Copy out each line containing "selector" from the entries below.

* _MATERIAL SUPPLIED_
* * * * *

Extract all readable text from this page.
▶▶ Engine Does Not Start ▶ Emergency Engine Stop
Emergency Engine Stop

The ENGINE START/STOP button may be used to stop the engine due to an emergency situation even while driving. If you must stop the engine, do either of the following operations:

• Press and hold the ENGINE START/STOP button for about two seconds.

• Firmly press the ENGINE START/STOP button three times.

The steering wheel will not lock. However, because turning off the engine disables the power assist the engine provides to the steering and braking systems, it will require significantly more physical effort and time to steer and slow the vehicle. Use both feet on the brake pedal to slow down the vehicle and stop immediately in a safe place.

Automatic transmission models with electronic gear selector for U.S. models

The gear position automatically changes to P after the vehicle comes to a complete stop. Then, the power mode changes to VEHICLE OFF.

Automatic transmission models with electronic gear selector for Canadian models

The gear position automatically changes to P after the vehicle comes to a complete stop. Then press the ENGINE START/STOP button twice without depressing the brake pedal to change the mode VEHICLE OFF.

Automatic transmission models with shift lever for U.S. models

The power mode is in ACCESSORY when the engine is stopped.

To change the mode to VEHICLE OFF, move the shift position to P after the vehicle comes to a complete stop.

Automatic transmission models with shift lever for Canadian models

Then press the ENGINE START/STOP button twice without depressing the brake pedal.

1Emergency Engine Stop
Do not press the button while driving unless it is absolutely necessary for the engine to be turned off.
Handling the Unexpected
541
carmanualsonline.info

* * * * *

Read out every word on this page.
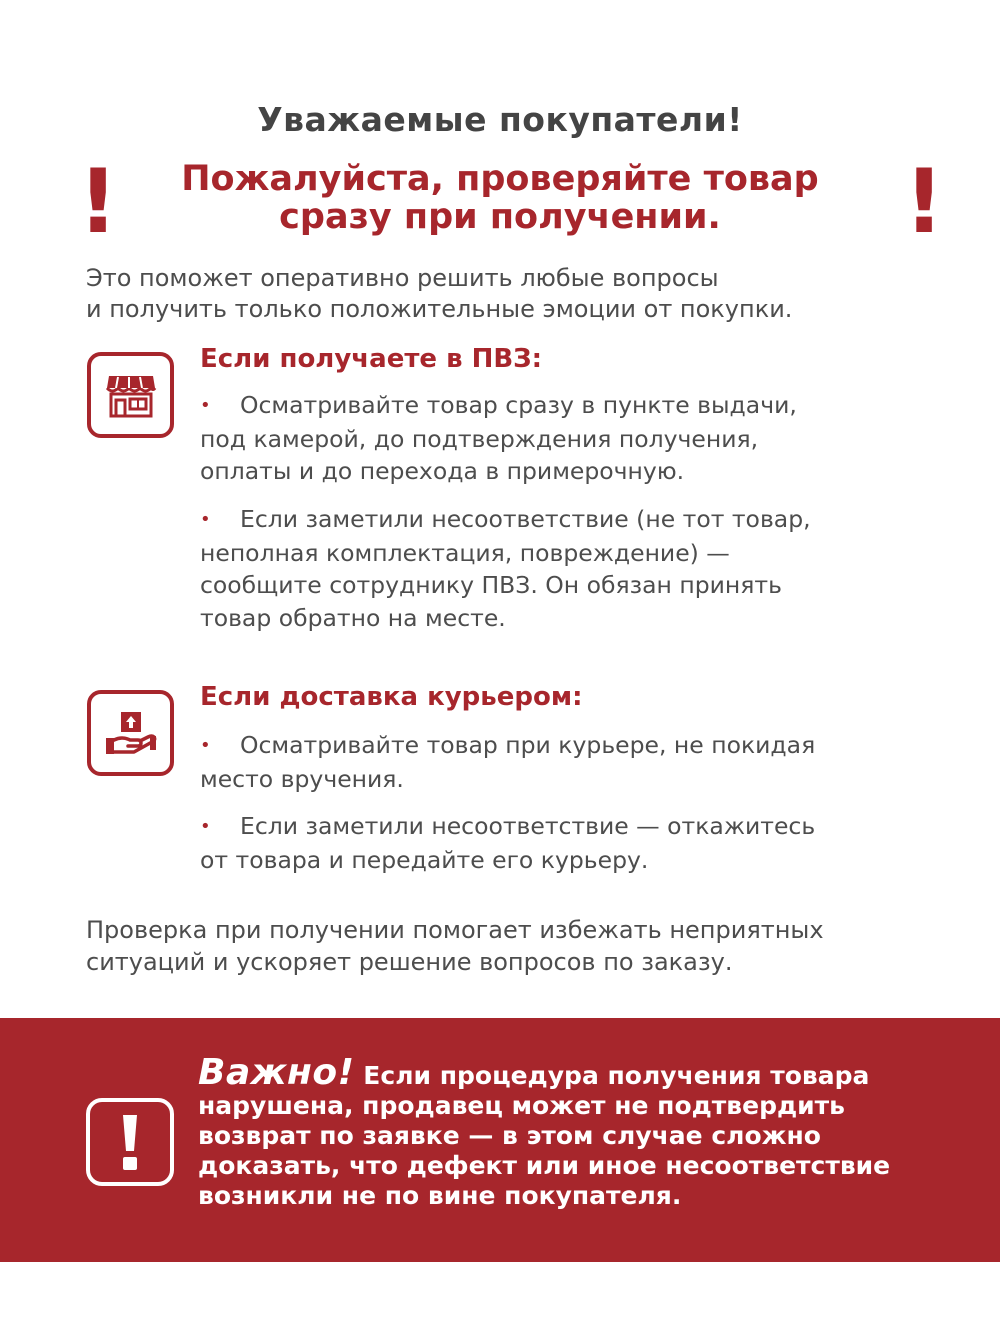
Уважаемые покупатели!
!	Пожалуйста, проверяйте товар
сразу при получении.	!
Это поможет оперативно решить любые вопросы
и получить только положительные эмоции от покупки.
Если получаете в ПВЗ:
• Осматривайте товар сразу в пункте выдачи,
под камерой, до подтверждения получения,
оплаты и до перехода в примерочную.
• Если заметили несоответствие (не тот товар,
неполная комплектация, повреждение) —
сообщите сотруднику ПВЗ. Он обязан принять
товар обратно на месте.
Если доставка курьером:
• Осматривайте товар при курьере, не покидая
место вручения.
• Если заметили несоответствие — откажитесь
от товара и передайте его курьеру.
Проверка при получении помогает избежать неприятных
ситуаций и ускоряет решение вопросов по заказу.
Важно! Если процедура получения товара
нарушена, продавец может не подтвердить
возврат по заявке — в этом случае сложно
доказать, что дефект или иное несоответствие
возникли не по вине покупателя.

* * * * *

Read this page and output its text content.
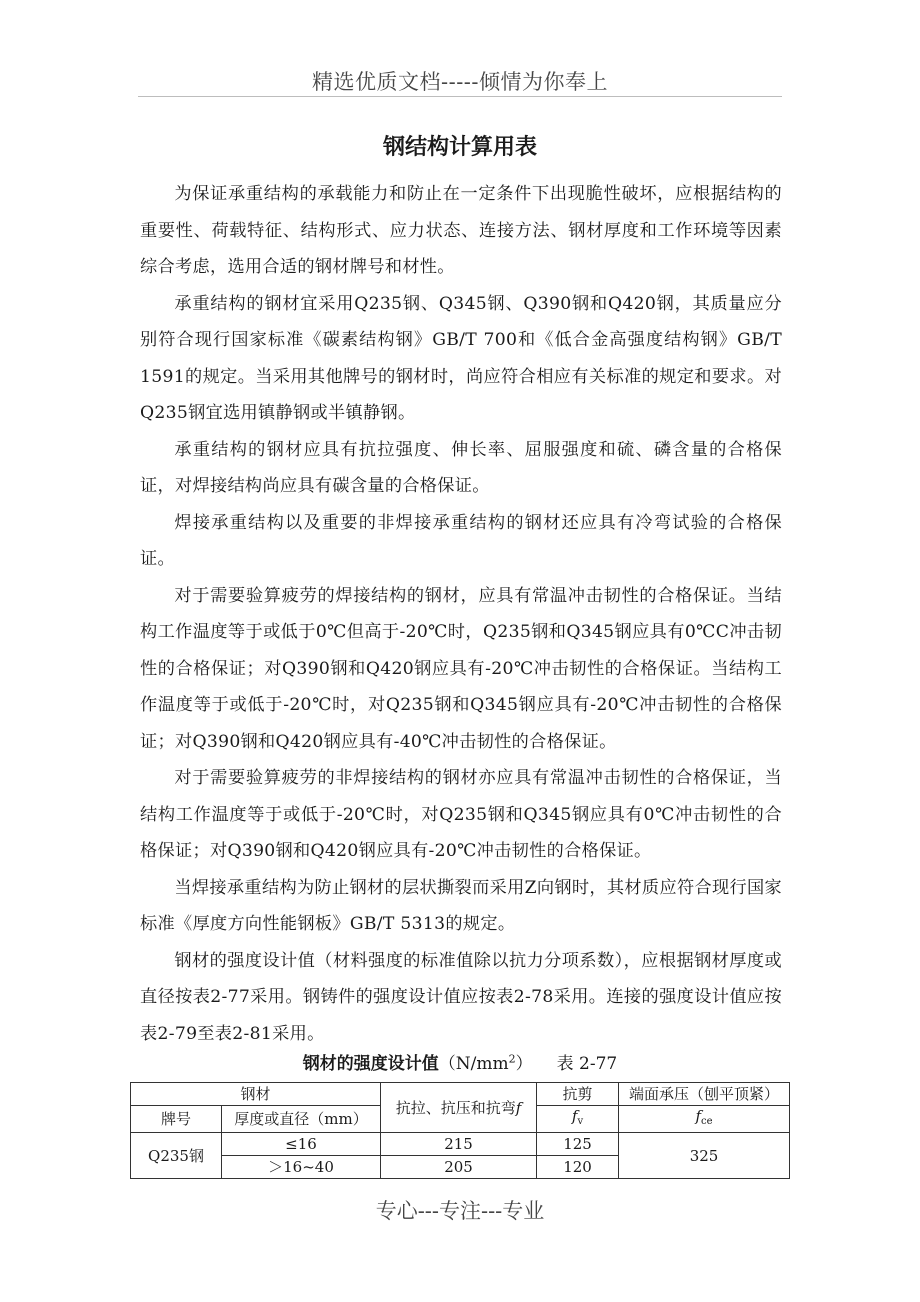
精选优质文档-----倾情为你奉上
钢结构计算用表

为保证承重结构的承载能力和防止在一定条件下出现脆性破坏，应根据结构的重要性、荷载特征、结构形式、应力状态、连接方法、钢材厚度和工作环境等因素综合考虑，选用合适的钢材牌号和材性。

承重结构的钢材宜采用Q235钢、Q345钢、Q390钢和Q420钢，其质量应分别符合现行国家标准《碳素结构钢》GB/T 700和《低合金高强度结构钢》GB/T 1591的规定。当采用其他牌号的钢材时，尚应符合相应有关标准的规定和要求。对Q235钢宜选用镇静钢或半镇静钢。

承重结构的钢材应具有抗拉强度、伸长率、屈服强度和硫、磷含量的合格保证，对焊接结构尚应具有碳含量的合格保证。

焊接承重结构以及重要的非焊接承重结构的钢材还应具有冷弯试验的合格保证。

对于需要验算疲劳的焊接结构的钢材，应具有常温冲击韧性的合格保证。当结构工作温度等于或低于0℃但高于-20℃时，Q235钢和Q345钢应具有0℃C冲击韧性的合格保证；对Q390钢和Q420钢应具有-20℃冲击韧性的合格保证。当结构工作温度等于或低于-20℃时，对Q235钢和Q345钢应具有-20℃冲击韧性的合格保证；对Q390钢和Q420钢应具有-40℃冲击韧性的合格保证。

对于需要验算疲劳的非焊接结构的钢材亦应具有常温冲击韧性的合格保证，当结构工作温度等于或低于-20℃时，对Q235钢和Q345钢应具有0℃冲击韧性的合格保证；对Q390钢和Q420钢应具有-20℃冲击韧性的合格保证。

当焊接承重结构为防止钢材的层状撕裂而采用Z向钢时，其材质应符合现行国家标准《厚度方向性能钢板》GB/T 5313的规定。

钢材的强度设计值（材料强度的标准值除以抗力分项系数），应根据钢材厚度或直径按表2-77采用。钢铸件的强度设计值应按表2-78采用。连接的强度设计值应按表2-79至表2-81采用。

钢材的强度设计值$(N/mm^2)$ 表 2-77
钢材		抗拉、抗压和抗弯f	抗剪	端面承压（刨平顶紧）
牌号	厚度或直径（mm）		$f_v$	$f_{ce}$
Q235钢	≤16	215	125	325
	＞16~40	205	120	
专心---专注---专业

* * * * *

* _EXERCISE RESULT_
Automatic transmission models with electronic gear selector for U.S. models
Automatic transmission models with electronic gear selector for Canadian models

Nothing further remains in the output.